EXERCISE PROMPT ▸
Quote the records that follow in full, leaving the pictures out.

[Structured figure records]
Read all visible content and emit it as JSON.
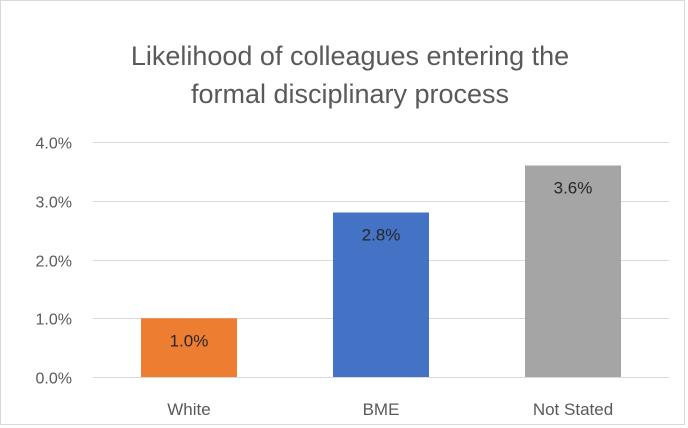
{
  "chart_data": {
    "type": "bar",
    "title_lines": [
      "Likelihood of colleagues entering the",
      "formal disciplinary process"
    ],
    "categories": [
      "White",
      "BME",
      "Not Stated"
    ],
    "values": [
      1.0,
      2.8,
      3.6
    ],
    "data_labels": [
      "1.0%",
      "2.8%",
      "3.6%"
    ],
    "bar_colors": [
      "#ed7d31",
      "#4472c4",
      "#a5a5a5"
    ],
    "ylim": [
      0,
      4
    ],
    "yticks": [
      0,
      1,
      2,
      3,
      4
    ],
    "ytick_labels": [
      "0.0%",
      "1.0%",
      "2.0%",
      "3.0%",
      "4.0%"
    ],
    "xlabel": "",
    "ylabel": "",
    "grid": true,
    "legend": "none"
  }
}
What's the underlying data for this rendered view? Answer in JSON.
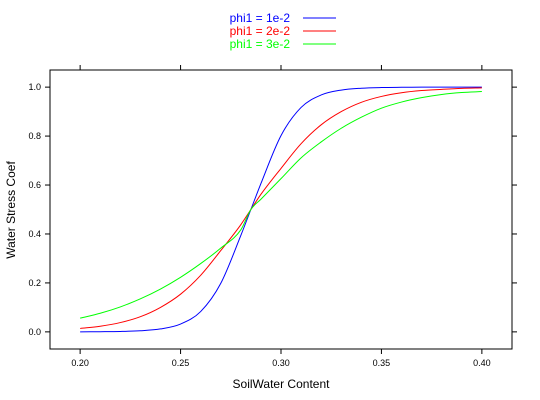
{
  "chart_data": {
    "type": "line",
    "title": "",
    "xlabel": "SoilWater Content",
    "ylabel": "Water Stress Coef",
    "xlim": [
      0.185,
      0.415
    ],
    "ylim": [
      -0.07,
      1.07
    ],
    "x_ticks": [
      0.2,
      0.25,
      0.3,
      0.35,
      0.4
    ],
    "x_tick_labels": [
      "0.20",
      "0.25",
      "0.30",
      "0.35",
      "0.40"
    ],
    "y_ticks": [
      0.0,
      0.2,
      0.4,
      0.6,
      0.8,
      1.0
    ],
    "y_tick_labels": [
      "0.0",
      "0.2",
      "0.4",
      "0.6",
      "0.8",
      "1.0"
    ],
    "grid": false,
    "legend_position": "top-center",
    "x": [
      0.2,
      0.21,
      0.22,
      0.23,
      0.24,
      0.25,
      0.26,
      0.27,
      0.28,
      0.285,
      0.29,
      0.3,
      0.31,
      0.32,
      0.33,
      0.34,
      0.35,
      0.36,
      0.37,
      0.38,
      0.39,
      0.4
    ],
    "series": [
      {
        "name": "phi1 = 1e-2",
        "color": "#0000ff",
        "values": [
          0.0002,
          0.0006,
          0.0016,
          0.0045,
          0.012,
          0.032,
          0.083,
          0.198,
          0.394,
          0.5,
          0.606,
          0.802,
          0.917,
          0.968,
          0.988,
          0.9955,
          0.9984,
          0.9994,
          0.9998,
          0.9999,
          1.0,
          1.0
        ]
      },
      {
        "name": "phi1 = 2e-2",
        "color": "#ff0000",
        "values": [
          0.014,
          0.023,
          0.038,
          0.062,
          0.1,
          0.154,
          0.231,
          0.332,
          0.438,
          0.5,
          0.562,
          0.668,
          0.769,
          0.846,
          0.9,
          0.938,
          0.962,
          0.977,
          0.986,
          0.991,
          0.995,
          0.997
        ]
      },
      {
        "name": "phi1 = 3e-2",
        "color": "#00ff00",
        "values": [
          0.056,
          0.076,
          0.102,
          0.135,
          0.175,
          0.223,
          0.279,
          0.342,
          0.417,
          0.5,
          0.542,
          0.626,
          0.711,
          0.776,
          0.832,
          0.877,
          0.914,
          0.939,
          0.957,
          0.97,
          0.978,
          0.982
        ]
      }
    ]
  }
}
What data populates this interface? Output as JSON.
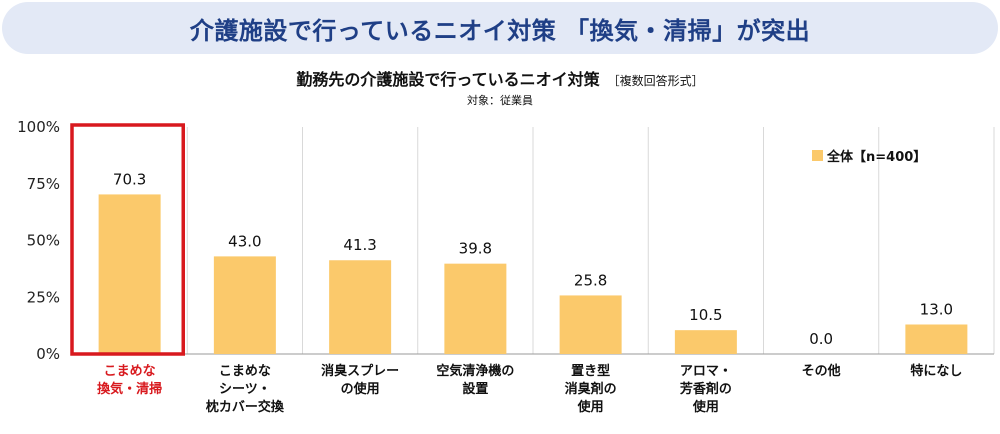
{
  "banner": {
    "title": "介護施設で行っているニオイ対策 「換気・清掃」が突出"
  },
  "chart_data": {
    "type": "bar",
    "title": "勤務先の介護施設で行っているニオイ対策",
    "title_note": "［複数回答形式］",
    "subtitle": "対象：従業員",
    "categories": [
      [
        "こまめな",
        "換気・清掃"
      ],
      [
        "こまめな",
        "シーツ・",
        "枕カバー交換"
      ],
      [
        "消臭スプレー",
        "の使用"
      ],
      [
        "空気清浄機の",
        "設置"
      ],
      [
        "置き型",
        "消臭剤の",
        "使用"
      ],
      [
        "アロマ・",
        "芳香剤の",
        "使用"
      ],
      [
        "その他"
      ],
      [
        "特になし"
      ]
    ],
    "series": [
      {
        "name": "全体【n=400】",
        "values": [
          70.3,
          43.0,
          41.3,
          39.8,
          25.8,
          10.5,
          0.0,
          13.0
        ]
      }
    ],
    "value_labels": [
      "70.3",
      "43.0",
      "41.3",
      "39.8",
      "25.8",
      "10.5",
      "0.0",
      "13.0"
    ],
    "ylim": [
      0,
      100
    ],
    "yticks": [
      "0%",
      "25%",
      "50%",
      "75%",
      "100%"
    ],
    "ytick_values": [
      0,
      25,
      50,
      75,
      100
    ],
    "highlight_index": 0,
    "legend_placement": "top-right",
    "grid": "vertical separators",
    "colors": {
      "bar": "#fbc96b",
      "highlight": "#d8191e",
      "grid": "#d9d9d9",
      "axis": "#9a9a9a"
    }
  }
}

REPLY TO THE EXERCISE ▸
Read all visible content and emit it as JSON.
{
  "chart_data": {
    "type": "bar",
    "title_lines": [
      "Likelihood of colleagues entering the",
      "formal disciplinary process"
    ],
    "categories": [
      "White",
      "BME",
      "Not Stated"
    ],
    "values": [
      1.0,
      2.8,
      3.6
    ],
    "data_labels": [
      "1.0%",
      "2.8%",
      "3.6%"
    ],
    "bar_colors": [
      "#ed7d31",
      "#4472c4",
      "#a5a5a5"
    ],
    "ylim": [
      0,
      4
    ],
    "yticks": [
      0,
      1,
      2,
      3,
      4
    ],
    "ytick_labels": [
      "0.0%",
      "1.0%",
      "2.0%",
      "3.0%",
      "4.0%"
    ],
    "xlabel": "",
    "ylabel": "",
    "grid": true,
    "legend": "none"
  }
}
What's the underlying data for this rendered view? Answer in JSON.
{
  "chart_data": {
    "type": "line",
    "title": "",
    "xlabel": "SoilWater Content",
    "ylabel": "Water Stress Coef",
    "xlim": [
      0.185,
      0.415
    ],
    "ylim": [
      -0.07,
      1.07
    ],
    "x_ticks": [
      0.2,
      0.25,
      0.3,
      0.35,
      0.4
    ],
    "x_tick_labels": [
      "0.20",
      "0.25",
      "0.30",
      "0.35",
      "0.40"
    ],
    "y_ticks": [
      0.0,
      0.2,
      0.4,
      0.6,
      0.8,
      1.0
    ],
    "y_tick_labels": [
      "0.0",
      "0.2",
      "0.4",
      "0.6",
      "0.8",
      "1.0"
    ],
    "grid": false,
    "legend_position": "top-center",
    "x": [
      0.2,
      0.21,
      0.22,
      0.23,
      0.24,
      0.25,
      0.26,
      0.27,
      0.28,
      0.285,
      0.29,
      0.3,
      0.31,
      0.32,
      0.33,
      0.34,
      0.35,
      0.36,
      0.37,
      0.38,
      0.39,
      0.4
    ],
    "series": [
      {
        "name": "phi1 = 1e-2",
        "color": "#0000ff",
        "values": [
          0.0002,
          0.0006,
          0.0016,
          0.0045,
          0.012,
          0.032,
          0.083,
          0.198,
          0.394,
          0.5,
          0.606,
          0.802,
          0.917,
          0.968,
          0.988,
          0.9955,
          0.9984,
          0.9994,
          0.9998,
          0.9999,
          1.0,
          1.0
        ]
      },
      {
        "name": "phi1 = 2e-2",
        "color": "#ff0000",
        "values": [
          0.014,
          0.023,
          0.038,
          0.062,
          0.1,
          0.154,
          0.231,
          0.332,
          0.438,
          0.5,
          0.562,
          0.668,
          0.769,
          0.846,
          0.9,
          0.938,
          0.962,
          0.977,
          0.986,
          0.991,
          0.995,
          0.997
        ]
      },
      {
        "name": "phi1 = 3e-2",
        "color": "#00ff00",
        "values": [
          0.056,
          0.076,
          0.102,
          0.135,
          0.175,
          0.223,
          0.279,
          0.342,
          0.417,
          0.5,
          0.542,
          0.626,
          0.711,
          0.776,
          0.832,
          0.877,
          0.914,
          0.939,
          0.957,
          0.97,
          0.978,
          0.982
        ]
      }
    ]
  }
}
What data populates this interface? Output as JSON.
{
  "banner": {
    "title": "介護施設で行っているニオイ対策 「換気・清掃」が突出"
  },
  "chart_data": {
    "type": "bar",
    "title": "勤務先の介護施設で行っているニオイ対策",
    "title_note": "［複数回答形式］",
    "subtitle": "対象：従業員",
    "categories": [
      [
        "こまめな",
        "換気・清掃"
      ],
      [
        "こまめな",
        "シーツ・",
        "枕カバー交換"
      ],
      [
        "消臭スプレー",
        "の使用"
      ],
      [
        "空気清浄機の",
        "設置"
      ],
      [
        "置き型",
        "消臭剤の",
        "使用"
      ],
      [
        "アロマ・",
        "芳香剤の",
        "使用"
      ],
      [
        "その他"
      ],
      [
        "特になし"
      ]
    ],
    "series": [
      {
        "name": "全体【n=400】",
        "values": [
          70.3,
          43.0,
          41.3,
          39.8,
          25.8,
          10.5,
          0.0,
          13.0
        ]
      }
    ],
    "value_labels": [
      "70.3",
      "43.0",
      "41.3",
      "39.8",
      "25.8",
      "10.5",
      "0.0",
      "13.0"
    ],
    "ylim": [
      0,
      100
    ],
    "yticks": [
      "0%",
      "25%",
      "50%",
      "75%",
      "100%"
    ],
    "ytick_values": [
      0,
      25,
      50,
      75,
      100
    ],
    "highlight_index": 0,
    "legend_placement": "top-right",
    "grid": "vertical separators",
    "colors": {
      "bar": "#fbc96b",
      "highlight": "#d8191e",
      "grid": "#d9d9d9",
      "axis": "#9a9a9a"
    }
  }
}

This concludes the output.